# Aim:
Take the lines in the data starting with the line with "button[interactable]: Home bbox=[508, 1810, 578, 1880]" and going on through the line with "staticText: Screen off methods bbox=[222, 606, 704, 670]". Substitute "assistant" for "wizard" and write out only those lines again, leaving everything else unchanged.

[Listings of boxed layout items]
________________________________________

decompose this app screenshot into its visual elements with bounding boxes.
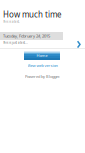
staticText: How much time [3,9,62,20]
button[interactable]: View web version [0,63,85,68]
staticText: View web version [28,63,58,68]
staticText: Home [36,53,48,58]
staticText: Powered by Blogger. [25,74,60,79]
staticText: This is a test. [3,20,20,24]
staticText: Tuesday, February 24, 2015 [3,33,50,39]
button[interactable]: Home [24,51,60,60]
staticText: This is just a test... [3,41,28,44]
button[interactable]: Older posts [75,40,83,49]
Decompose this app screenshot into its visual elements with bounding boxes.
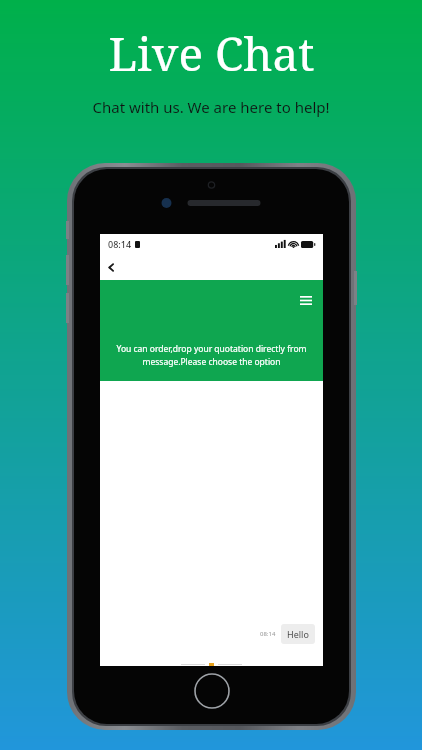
button[interactable]: Hello [281, 624, 315, 644]
staticText: You can order,drop your quotation direct… [106, 343, 317, 368]
staticText: 08:14 [260, 630, 276, 638]
staticText: Chat with us. We are here to help! [92, 97, 330, 117]
button[interactable]: Back [100, 256, 122, 278]
staticText: Hello [287, 628, 309, 640]
staticText: 08:14 [108, 238, 132, 250]
staticText: Live Chat [108, 22, 315, 85]
button[interactable]: Menu [296, 290, 316, 310]
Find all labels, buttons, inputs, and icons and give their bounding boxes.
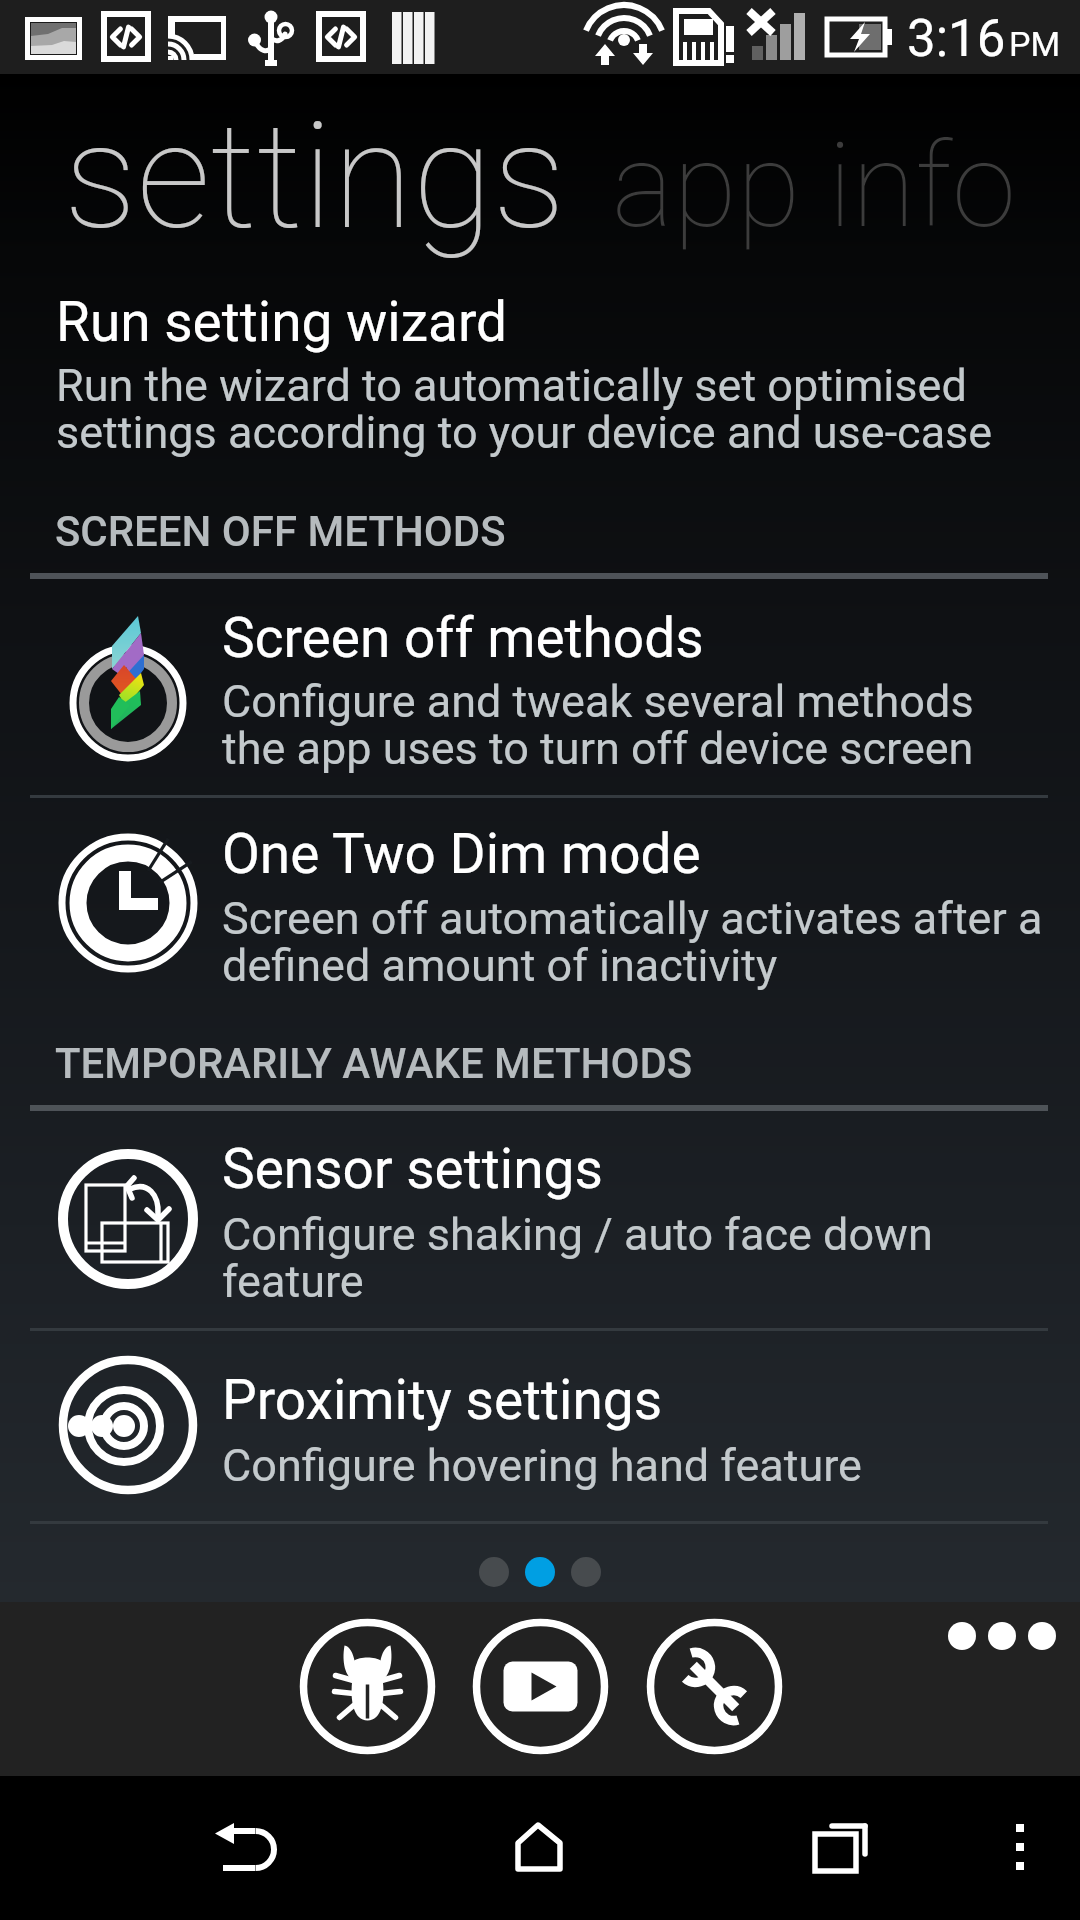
button[interactable]: Home bbox=[508, 1810, 578, 1880]
staticText: PM bbox=[1009, 24, 1061, 64]
staticText: TEMPORARILY AWAKE METHODS bbox=[55, 1039, 693, 1088]
staticText: Screen off automatically activates after… bbox=[222, 892, 1043, 992]
button[interactable] bbox=[571, 1557, 601, 1587]
staticText: One Two Dim mode bbox=[222, 822, 701, 886]
staticText: Run setting wizard bbox=[56, 290, 508, 354]
staticText: Sensor settings bbox=[222, 1137, 603, 1201]
staticText: Configure and tweak several methods the … bbox=[222, 675, 974, 775]
staticText: Configure hovering hand feature bbox=[222, 1439, 862, 1492]
staticText: 3:16 bbox=[907, 9, 1006, 69]
staticText: settings bbox=[64, 92, 566, 263]
staticText: Screen off methods bbox=[222, 606, 704, 670]
staticText: SCREEN OFF METHODS bbox=[55, 507, 506, 556]
button[interactable]: Video tutorial bbox=[472, 1618, 609, 1755]
button[interactable]: Sensor settings bbox=[0, 1111, 1080, 1328]
button[interactable] bbox=[525, 1557, 555, 1587]
staticText: app info bbox=[612, 118, 1016, 254]
button[interactable]: Proximity settings bbox=[0, 1331, 1080, 1522]
button[interactable]: One Two Dim mode bbox=[0, 798, 1080, 1008]
button[interactable] bbox=[479, 1557, 509, 1587]
button[interactable]: Tools bbox=[646, 1618, 783, 1755]
staticText: Proximity settings bbox=[222, 1368, 663, 1432]
button[interactable]: More options bbox=[942, 1622, 1062, 1650]
button[interactable]: Run setting wizard bbox=[0, 272, 1080, 472]
button[interactable]: Recent apps bbox=[805, 1810, 885, 1890]
button[interactable]: Bug report bbox=[299, 1618, 436, 1755]
button[interactable]: More options bbox=[1000, 1808, 1044, 1852]
staticText: Configure shaking / auto face down featu… bbox=[222, 1208, 933, 1308]
button[interactable]: Screen off methods bbox=[0, 579, 1080, 795]
button[interactable]: Back bbox=[200, 1810, 290, 1900]
staticText: Run the wizard to automatically set opti… bbox=[56, 359, 993, 459]
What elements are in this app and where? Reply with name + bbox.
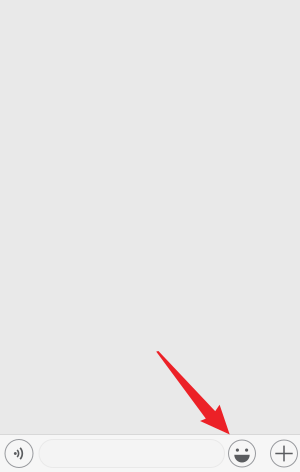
button[interactable]: Audio message <box>5 440 33 468</box>
button[interactable]: Stickers <box>228 440 256 467</box>
button[interactable]: Add attachment <box>270 440 298 467</box>
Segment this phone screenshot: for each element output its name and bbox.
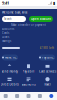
button[interactable]: More: [46, 92, 57, 100]
button[interactable]: Savings: [2, 39, 22, 43]
staticText: Loans: [2, 35, 9, 39]
staticText: Accounts: [2, 27, 14, 31]
button[interactable]: Cards: [23, 92, 34, 100]
staticText: Cards: [2, 31, 9, 35]
staticText: Savings: [2, 39, 11, 43]
button[interactable]: Loans: [2, 35, 22, 39]
button[interactable]: Send money: [0, 62, 19, 75]
button[interactable]: Card services: [38, 62, 57, 75]
button[interactable]: Pay: [11, 92, 23, 100]
button[interactable]: Direct Debits: [0, 75, 19, 88]
button[interactable]: Pay someone: [39, 54, 55, 60]
button[interactable]: Accounts: [2, 27, 22, 31]
staticText: Travel: [44, 83, 51, 86]
staticText: 9:41: [2, 0, 9, 6]
staticText: Pay someone: [42, 56, 55, 59]
button[interactable]: Statements: [19, 75, 38, 88]
staticText: Card services: [39, 70, 56, 73]
button[interactable]: Home: [0, 92, 11, 100]
button[interactable]: Move money: [2, 54, 18, 60]
staticText: Search: [4, 17, 12, 21]
staticText: £180 left: [40, 46, 54, 50]
staticText: Direct Debits: [0, 83, 18, 86]
staticText: Pay a bill: [22, 70, 34, 73]
staticText: ..ıl ▮: [48, 0, 55, 6]
staticText: Make a transfer or payment: [11, 23, 46, 27]
staticText: Move money: [5, 56, 18, 59]
button[interactable]: Open account: [29, 16, 53, 22]
button[interactable]: Travel: [38, 75, 57, 88]
button[interactable]: Search: [2, 16, 26, 22]
button[interactable]: Apply: [34, 92, 46, 100]
button[interactable]: Cards: [2, 31, 22, 35]
staticText: Open account: [31, 17, 51, 21]
staticText: Welcome back, Alex: [2, 11, 27, 14]
button[interactable]: Pay a bill: [19, 62, 38, 75]
staticText: Statements: [22, 83, 36, 86]
staticText: Send money: [2, 70, 18, 73]
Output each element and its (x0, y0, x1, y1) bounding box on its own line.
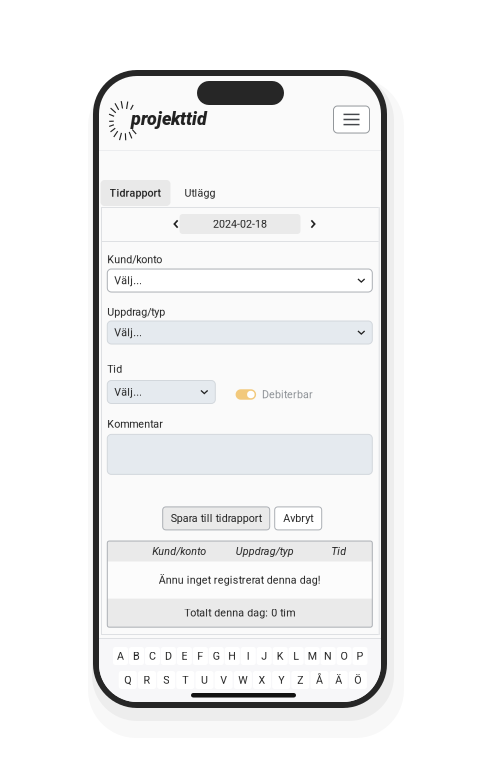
staticText: N (324, 650, 332, 662)
button[interactable]: Välj... (107, 380, 215, 404)
staticText: D (165, 650, 172, 662)
staticText: G (213, 650, 220, 662)
button[interactable]: F (193, 647, 208, 665)
button[interactable]: I (241, 647, 256, 665)
staticText: Tid (107, 363, 122, 375)
staticText: Å (316, 674, 323, 686)
button[interactable]: Ä (330, 671, 348, 689)
button[interactable]: M (305, 647, 320, 665)
staticText: Välj... (114, 274, 142, 287)
staticText: C (149, 650, 156, 662)
staticText: T (182, 674, 188, 686)
staticText: Y (278, 674, 284, 686)
staticText: A (117, 650, 124, 662)
button[interactable]: Välj... (107, 321, 372, 344)
button[interactable]: L (289, 647, 304, 665)
button[interactable]: Tidrapport (100, 180, 170, 206)
button[interactable]: Utlägg (174, 180, 226, 206)
staticText: K (277, 650, 284, 662)
staticText: 2024-02-18 (213, 218, 267, 230)
button[interactable]: Next day (305, 214, 321, 234)
button[interactable]: Ö (349, 671, 367, 689)
button[interactable]: E (177, 647, 192, 665)
button[interactable]: Z (291, 671, 309, 689)
staticText: Kommentar (107, 418, 163, 430)
staticText: F (197, 650, 203, 662)
button[interactable]: R (138, 671, 156, 689)
staticText: Kund/konto (107, 253, 162, 266)
staticText: L (293, 650, 299, 662)
button[interactable]: U (196, 671, 214, 689)
button[interactable]: 2024-02-18 (180, 214, 300, 234)
staticText: Ä (335, 674, 342, 686)
staticText: O (341, 650, 348, 662)
staticText: Uppdrag/typ (236, 545, 294, 558)
button[interactable]: Previous day (168, 214, 184, 234)
button[interactable]: D (161, 647, 176, 665)
staticText: R (144, 674, 150, 686)
staticText: Ännu inget registrerat denna dag! (159, 574, 321, 586)
staticText: Q (124, 674, 131, 686)
button[interactable]: Å (310, 671, 328, 689)
staticText: Välj... (114, 386, 142, 398)
staticText: Totalt denna dag: 0 tim (184, 607, 295, 619)
button[interactable]: Välj... (107, 269, 372, 292)
staticText: S (163, 674, 169, 686)
button[interactable]: V (215, 671, 233, 689)
staticText: P (357, 650, 364, 662)
button[interactable]: Q (119, 671, 137, 689)
staticText: W (238, 674, 247, 686)
staticText: Utlägg (184, 187, 216, 199)
staticText: Tidrapport (110, 187, 162, 199)
button[interactable]: B (129, 647, 144, 665)
staticText: projekttid (131, 108, 207, 129)
button[interactable]: Menu (334, 106, 370, 133)
staticText: B (133, 650, 140, 662)
button[interactable]: Y (272, 671, 290, 689)
staticText: Debiterbar (262, 388, 313, 401)
staticText: Avbryt (283, 512, 313, 525)
button[interactable]: Debiterbar (236, 386, 356, 402)
button[interactable]: P (353, 647, 368, 665)
staticText: X (258, 674, 266, 686)
staticText: H (228, 650, 236, 662)
button[interactable]: T (176, 671, 194, 689)
button[interactable]: C (145, 647, 160, 665)
staticText: M (308, 650, 317, 662)
button[interactable]: N (321, 647, 336, 665)
staticText: Z (297, 674, 303, 686)
button[interactable]: W (234, 671, 252, 689)
button[interactable]: K (273, 647, 288, 665)
button[interactable]: G (209, 647, 224, 665)
staticText: Uppdrag/typ (107, 306, 165, 318)
button[interactable]: A (113, 647, 128, 665)
staticText: J (261, 650, 267, 662)
button[interactable]: J (257, 647, 272, 665)
button[interactable]: S (157, 671, 175, 689)
staticText: Ö (354, 674, 361, 686)
staticText: Tid (331, 545, 346, 558)
staticText: V (220, 674, 227, 686)
staticText: U (201, 674, 208, 686)
staticText: E (181, 650, 187, 662)
staticText: I (247, 650, 250, 662)
staticText: Spara till tidrapport (171, 512, 262, 525)
button[interactable]: H (225, 647, 240, 665)
button[interactable]: O (337, 647, 352, 665)
staticText: Kund/konto (152, 545, 206, 558)
button[interactable]: Avbryt (275, 507, 322, 530)
button[interactable]: X (253, 671, 271, 689)
button[interactable]: Spara till tidrapport (163, 507, 270, 530)
staticText: Välj... (114, 326, 142, 339)
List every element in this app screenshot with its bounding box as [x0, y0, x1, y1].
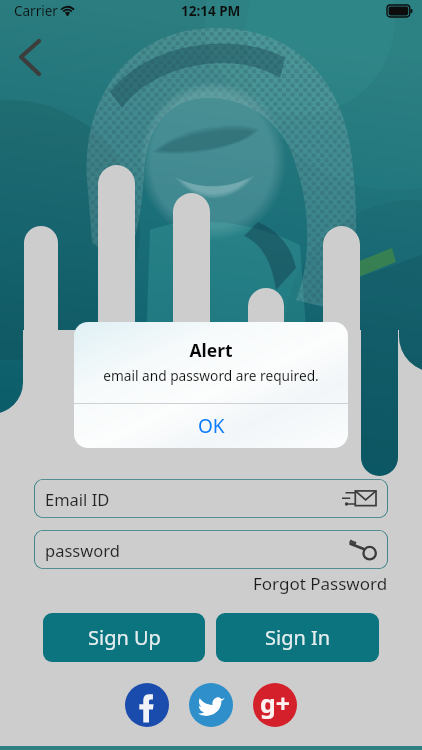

________________________________________

# Finished task:
button[interactable]: Home bbox=[508, 1810, 578, 1880]
staticText: PM bbox=[1009, 24, 1061, 64]
staticText: TEMPORARILY AWAKE METHODS bbox=[55, 1039, 693, 1088]
staticText: Screen off automatically activates after… bbox=[222, 892, 1043, 992]
button[interactable] bbox=[571, 1557, 601, 1587]
staticText: One Two Dim mode bbox=[222, 822, 701, 886]
staticText: Run setting assistant bbox=[56, 290, 508, 354]
staticText: Sensor settings bbox=[222, 1137, 603, 1201]
staticText: Configure and tweak several methods the … bbox=[222, 675, 974, 775]
staticText: Configure hovering hand feature bbox=[222, 1439, 862, 1492]
staticText: 3:16 bbox=[907, 9, 1006, 69]
staticText: settings bbox=[64, 92, 566, 263]
staticText: Screen off methods bbox=[222, 606, 704, 670]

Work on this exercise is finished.